* _What you need to do_
Nothing should be left out: output all of the entries exactly.
----------
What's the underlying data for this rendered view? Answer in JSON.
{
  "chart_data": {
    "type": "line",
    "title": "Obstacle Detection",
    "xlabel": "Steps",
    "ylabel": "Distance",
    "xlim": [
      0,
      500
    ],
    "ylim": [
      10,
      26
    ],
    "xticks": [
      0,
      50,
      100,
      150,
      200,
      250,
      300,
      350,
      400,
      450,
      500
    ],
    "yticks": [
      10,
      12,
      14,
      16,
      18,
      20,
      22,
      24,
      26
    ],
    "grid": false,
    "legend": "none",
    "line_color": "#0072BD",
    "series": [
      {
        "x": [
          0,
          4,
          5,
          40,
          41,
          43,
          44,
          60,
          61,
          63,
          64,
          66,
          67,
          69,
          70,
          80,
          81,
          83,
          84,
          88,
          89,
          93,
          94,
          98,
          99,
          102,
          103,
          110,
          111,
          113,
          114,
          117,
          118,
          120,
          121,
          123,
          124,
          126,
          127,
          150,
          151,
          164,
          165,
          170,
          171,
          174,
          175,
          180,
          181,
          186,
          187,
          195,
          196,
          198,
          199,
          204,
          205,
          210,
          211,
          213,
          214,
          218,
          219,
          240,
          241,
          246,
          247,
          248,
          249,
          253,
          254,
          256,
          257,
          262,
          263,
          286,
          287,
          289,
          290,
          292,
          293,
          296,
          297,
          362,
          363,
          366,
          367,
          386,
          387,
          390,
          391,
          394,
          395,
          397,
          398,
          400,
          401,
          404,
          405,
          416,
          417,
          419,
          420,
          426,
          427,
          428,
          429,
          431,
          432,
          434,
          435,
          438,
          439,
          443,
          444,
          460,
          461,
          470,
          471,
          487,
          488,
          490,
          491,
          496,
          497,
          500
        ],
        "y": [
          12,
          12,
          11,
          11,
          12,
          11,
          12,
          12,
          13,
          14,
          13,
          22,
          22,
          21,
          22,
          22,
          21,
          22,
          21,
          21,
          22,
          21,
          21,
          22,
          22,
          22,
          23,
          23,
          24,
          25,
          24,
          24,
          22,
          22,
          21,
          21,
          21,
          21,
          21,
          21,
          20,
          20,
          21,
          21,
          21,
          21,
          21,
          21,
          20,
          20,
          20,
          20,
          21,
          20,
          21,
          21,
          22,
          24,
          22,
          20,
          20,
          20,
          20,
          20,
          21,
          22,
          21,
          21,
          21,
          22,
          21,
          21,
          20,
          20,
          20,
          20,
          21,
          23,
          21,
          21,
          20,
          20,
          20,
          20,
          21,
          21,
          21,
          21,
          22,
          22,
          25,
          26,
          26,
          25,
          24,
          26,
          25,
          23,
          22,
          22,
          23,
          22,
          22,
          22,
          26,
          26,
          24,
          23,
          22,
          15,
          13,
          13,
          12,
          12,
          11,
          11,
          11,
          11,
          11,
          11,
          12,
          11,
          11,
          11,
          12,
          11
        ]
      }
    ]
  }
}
----------
* _Task result_
What's the underlying data for this rendered view? Answer in JSON.
{
  "chart_data": {
    "type": "line",
    "title": "Obstacle Detection",
    "xlabel": "Steps",
    "ylabel": "Distance",
    "xlim": [
      0,
      500
    ],
    "ylim": [
      10,
      26
    ],
    "xticks": [
      0,
      50,
      100,
      150,
      200,
      250,
      300,
      350,
      400,
      450,
      500
    ],
    "yticks": [
      10,
      12,
      14,
      16,
      18,
      20,
      22,
      24,
      26
    ],
    "grid": false,
    "legend": "none",
    "line_color": "#0072BD",
    "series": [
      {
        "x": [
          0,
          4,
          5,
          40,
          41,
          43,
          44,
          60,
          61,
          63,
          64,
          66,
          67,
          69,
          70,
          80,
          81,
          83,
          84,
          88,
          89,
          93,
          94,
          98,
          99,
          102,
          103,
          110,
          111,
          113,
          114,
          117,
          118,
          120,
          121,
          123,
          124,
          126,
          127,
          150,
          151,
          164,
          165,
          170,
          171,
          174,
          175,
          180,
          181,
          186,
          187,
          195,
          196,
          198,
          199,
          204,
          205,
          210,
          211,
          213,
          214,
          218,
          219,
          240,
          241,
          246,
          247,
          248,
          249,
          253,
          254,
          256,
          257,
          262,
          263,
          286,
          287,
          289,
          290,
          292,
          293,
          296,
          297,
          362,
          363,
          366,
          367,
          386,
          387,
          390,
          391,
          394,
          395,
          397,
          398,
          400,
          401,
          404,
          405,
          416,
          417,
          419,
          420,
          426,
          427,
          428,
          429,
          431,
          432,
          434,
          435,
          438,
          439,
          443,
          444,
          460,
          461,
          470,
          471,
          487,
          488,
          490,
          491,
          496,
          497,
          500
        ],
        "y": [
          12,
          12,
          11,
          11,
          12,
          11,
          12,
          12,
          13,
          14,
          13,
          22,
          22,
          21,
          22,
          22,
          21,
          22,
          21,
          21,
          22,
          21,
          21,
          22,
          22,
          22,
          23,
          23,
          24,
          25,
          24,
          24,
          22,
          22,
          21,
          21,
          21,
          21,
          21,
          21,
          20,
          20,
          21,
          21,
          21,
          21,
          21,
          21,
          20,
          20,
          20,
          20,
          21,
          20,
          21,
          21,
          22,
          24,
          22,
          20,
          20,
          20,
          20,
          20,
          21,
          22,
          21,
          21,
          21,
          22,
          21,
          21,
          20,
          20,
          20,
          20,
          21,
          23,
          21,
          21,
          20,
          20,
          20,
          20,
          21,
          21,
          21,
          21,
          22,
          22,
          25,
          26,
          26,
          25,
          24,
          26,
          25,
          23,
          22,
          22,
          23,
          22,
          22,
          22,
          26,
          26,
          24,
          23,
          22,
          15,
          13,
          13,
          12,
          12,
          11,
          11,
          11,
          11,
          11,
          11,
          12,
          11,
          11,
          11,
          12,
          11
        ]
      }
    ]
  }
}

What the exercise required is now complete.